* Start MATERIAL SUPPLIED *

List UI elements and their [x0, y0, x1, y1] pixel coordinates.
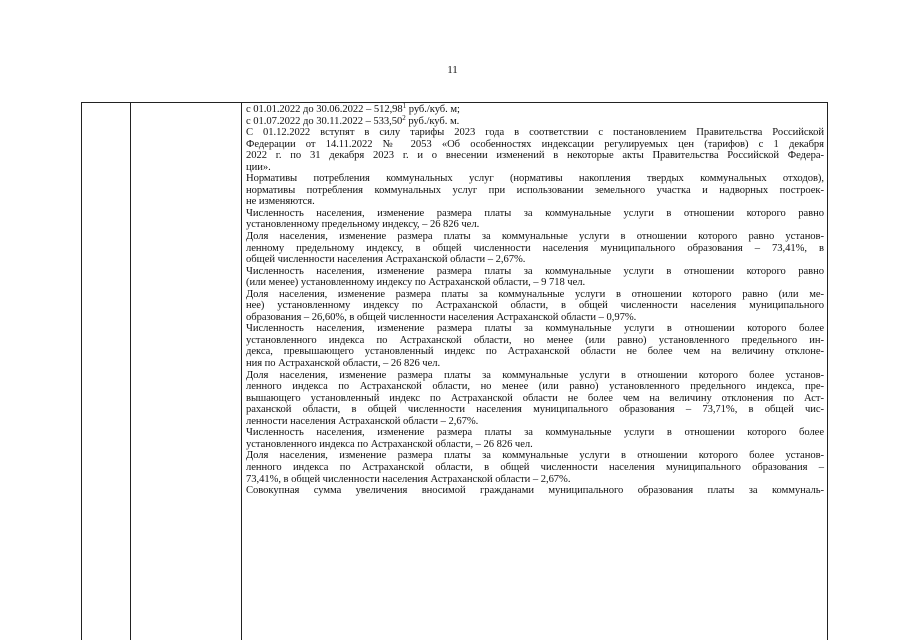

* End MATERIAL SUPPLIED *
* Start MATERIAL SUPPLIED *

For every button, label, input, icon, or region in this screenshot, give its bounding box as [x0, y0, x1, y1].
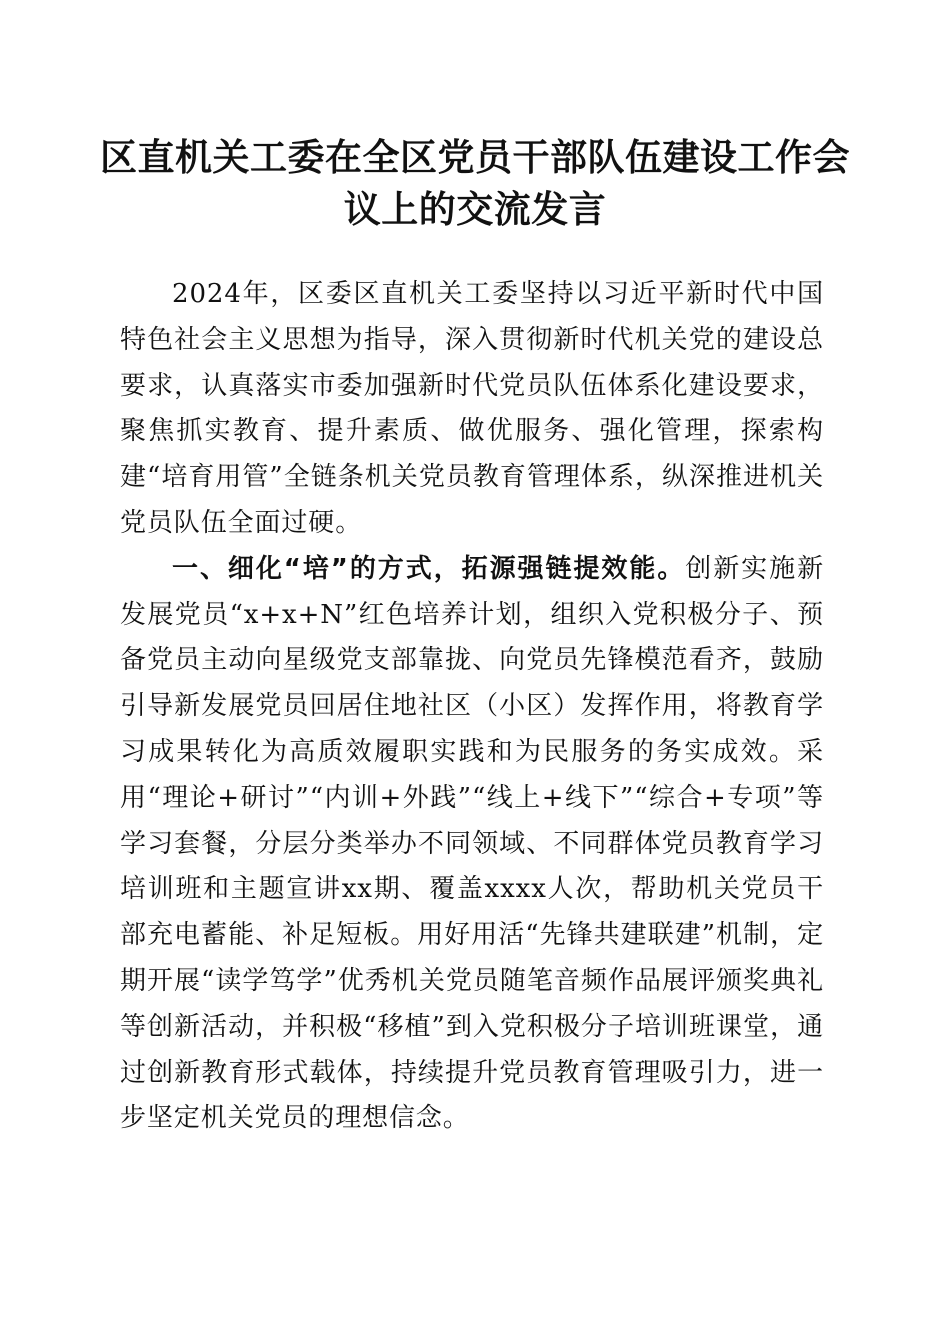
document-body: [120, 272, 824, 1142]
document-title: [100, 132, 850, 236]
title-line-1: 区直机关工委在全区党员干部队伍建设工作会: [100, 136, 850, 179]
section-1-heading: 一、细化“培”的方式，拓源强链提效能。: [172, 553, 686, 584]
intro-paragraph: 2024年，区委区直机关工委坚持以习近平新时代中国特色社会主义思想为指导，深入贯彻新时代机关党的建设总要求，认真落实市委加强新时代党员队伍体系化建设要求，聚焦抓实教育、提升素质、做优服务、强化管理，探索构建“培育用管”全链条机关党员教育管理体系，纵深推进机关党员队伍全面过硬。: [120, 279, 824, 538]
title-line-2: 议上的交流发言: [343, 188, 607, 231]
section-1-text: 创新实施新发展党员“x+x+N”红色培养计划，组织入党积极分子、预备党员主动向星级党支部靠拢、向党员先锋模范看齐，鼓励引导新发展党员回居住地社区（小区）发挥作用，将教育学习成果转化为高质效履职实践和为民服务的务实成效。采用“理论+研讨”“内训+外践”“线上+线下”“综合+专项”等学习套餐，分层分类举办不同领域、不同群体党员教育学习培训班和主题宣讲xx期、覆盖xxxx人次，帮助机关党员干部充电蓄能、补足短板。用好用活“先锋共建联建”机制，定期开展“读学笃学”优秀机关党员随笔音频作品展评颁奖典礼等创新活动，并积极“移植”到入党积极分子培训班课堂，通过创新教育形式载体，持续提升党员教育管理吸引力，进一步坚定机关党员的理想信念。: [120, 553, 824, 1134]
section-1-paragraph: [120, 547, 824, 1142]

* End MATERIAL SUPPLIED *
* Start MATERIAL SUPPLIED *

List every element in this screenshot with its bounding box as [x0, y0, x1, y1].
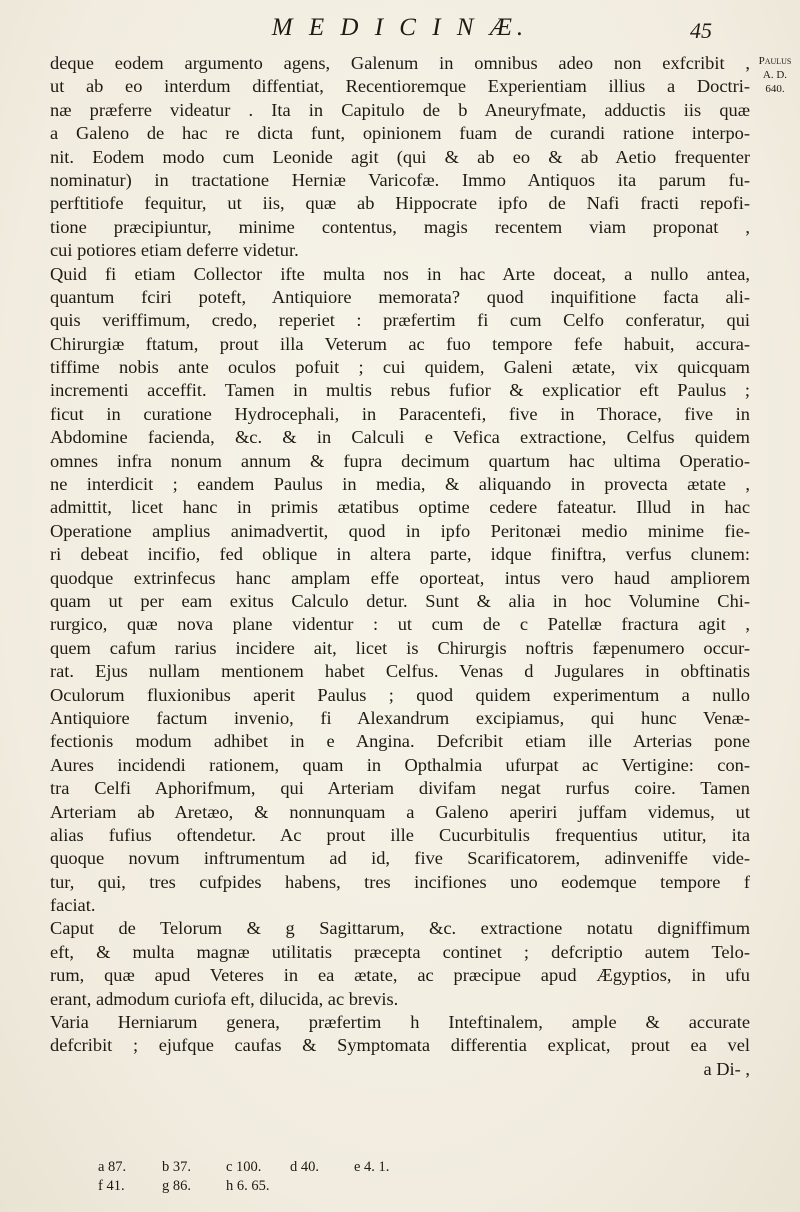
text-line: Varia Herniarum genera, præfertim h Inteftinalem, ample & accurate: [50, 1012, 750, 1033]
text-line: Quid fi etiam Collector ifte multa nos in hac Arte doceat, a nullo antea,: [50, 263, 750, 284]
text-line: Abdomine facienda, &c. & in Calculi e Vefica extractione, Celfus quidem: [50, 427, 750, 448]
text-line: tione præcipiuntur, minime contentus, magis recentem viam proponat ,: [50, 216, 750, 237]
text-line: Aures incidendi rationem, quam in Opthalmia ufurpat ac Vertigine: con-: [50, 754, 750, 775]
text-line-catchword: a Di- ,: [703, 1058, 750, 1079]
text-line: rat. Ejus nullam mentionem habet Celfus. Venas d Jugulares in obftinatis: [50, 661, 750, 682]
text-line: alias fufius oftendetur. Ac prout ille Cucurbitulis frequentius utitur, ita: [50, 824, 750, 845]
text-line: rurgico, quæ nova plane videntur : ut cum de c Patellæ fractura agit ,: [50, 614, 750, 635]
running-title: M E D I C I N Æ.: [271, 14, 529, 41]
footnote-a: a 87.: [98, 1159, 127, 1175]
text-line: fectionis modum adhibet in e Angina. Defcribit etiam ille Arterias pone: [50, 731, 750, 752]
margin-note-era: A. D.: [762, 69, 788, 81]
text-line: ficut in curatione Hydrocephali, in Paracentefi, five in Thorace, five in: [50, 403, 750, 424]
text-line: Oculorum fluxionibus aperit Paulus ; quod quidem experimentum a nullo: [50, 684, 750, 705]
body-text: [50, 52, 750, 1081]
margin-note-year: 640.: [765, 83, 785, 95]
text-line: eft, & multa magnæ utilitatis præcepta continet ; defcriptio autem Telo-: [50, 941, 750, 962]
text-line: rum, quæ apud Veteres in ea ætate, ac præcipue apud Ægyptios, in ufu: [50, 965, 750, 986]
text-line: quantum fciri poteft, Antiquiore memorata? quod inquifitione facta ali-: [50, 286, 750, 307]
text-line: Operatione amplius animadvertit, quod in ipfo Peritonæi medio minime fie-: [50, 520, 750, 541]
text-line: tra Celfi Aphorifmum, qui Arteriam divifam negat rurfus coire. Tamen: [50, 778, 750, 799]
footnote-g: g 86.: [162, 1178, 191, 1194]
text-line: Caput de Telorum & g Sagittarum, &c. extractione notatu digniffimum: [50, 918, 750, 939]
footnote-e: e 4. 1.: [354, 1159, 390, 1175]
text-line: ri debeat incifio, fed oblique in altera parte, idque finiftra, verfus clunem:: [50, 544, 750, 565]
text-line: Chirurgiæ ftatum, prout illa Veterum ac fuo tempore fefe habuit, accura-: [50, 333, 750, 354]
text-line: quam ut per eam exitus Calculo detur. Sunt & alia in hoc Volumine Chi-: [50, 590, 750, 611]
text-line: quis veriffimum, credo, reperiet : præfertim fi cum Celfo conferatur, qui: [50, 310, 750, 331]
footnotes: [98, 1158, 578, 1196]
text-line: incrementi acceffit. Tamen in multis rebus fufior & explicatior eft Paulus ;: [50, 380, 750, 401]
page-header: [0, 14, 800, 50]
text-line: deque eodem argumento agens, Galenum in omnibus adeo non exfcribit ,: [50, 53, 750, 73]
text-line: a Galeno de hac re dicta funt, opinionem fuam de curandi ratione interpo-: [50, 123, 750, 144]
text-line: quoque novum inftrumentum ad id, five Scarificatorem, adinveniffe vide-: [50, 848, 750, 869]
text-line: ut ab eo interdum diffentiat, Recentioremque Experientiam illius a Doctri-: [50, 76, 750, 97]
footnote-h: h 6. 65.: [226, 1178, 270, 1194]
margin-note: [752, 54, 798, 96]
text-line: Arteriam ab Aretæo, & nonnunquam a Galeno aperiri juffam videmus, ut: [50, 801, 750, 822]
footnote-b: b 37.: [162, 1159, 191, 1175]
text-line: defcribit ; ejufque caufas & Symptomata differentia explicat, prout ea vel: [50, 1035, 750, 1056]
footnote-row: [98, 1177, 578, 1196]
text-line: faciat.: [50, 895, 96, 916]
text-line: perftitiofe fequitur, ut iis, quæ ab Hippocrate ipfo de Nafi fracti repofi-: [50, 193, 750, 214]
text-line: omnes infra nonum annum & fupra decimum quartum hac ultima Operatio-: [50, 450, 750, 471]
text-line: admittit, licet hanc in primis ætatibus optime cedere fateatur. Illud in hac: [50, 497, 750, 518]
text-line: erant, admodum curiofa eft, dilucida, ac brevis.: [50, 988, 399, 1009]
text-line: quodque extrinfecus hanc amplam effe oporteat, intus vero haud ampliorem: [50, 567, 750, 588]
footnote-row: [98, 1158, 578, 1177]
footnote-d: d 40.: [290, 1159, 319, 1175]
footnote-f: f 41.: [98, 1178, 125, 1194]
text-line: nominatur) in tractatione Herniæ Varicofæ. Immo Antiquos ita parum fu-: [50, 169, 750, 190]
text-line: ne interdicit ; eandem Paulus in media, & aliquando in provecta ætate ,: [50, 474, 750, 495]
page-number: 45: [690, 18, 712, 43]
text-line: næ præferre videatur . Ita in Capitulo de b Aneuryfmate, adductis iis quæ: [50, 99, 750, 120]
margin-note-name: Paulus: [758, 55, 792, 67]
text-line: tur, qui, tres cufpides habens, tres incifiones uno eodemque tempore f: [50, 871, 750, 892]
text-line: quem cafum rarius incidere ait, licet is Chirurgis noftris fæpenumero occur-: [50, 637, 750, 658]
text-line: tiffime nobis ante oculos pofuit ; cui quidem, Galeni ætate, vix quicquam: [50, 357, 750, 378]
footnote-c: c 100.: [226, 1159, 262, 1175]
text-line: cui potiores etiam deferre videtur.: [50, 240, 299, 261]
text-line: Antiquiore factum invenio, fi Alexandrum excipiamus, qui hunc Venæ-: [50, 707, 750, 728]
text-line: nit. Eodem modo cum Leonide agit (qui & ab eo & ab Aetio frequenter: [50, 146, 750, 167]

* End MATERIAL SUPPLIED *

Reproduce the data from the line containing "For every button, label, input, icon, or" down to the line containing "section-1-paragraph: [120, 547, 824, 1142]", swapping "bounding box" for "enclosing rectangle" and keeping everything else the same. Omit the pictures.

SOLVED PROBLEM:
For every button, label, input, icon, or region in this screenshot, give its enclosing rectangle as [x0, y0, x1, y1].
document-body: [120, 272, 824, 1142]
document-title: [100, 132, 850, 236]
title-line-1: 区直机关工委在全区党员干部队伍建设工作会: [100, 136, 850, 179]
section-1-heading: 一、细化“培”的方式，拓源强链提效能。: [172, 553, 686, 584]
intro-paragraph: 2024年，区委区直机关工委坚持以习近平新时代中国特色社会主义思想为指导，深入贯彻新时代机关党的建设总要求，认真落实市委加强新时代党员队伍体系化建设要求，聚焦抓实教育、提升素质、做优服务、强化管理，探索构建“培育用管”全链条机关党员教育管理体系，纵深推进机关党员队伍全面过硬。: [120, 279, 824, 538]
title-line-2: 议上的交流发言: [343, 188, 607, 231]
section-1-text: 创新实施新发展党员“x+x+N”红色培养计划，组织入党积极分子、预备党员主动向星级党支部靠拢、向党员先锋模范看齐，鼓励引导新发展党员回居住地社区（小区）发挥作用，将教育学习成果转化为高质效履职实践和为民服务的务实成效。采用“理论+研讨”“内训+外践”“线上+线下”“综合+专项”等学习套餐，分层分类举办不同领域、不同群体党员教育学习培训班和主题宣讲xx期、覆盖xxxx人次，帮助机关党员干部充电蓄能、补足短板。用好用活“先锋共建联建”机制，定期开展“读学笃学”优秀机关党员随笔音频作品展评颁奖典礼等创新活动，并积极“移植”到入党积极分子培训班课堂，通过创新教育形式载体，持续提升党员教育管理吸引力，进一步坚定机关党员的理想信念。: [120, 553, 824, 1134]
section-1-paragraph: [120, 547, 824, 1142]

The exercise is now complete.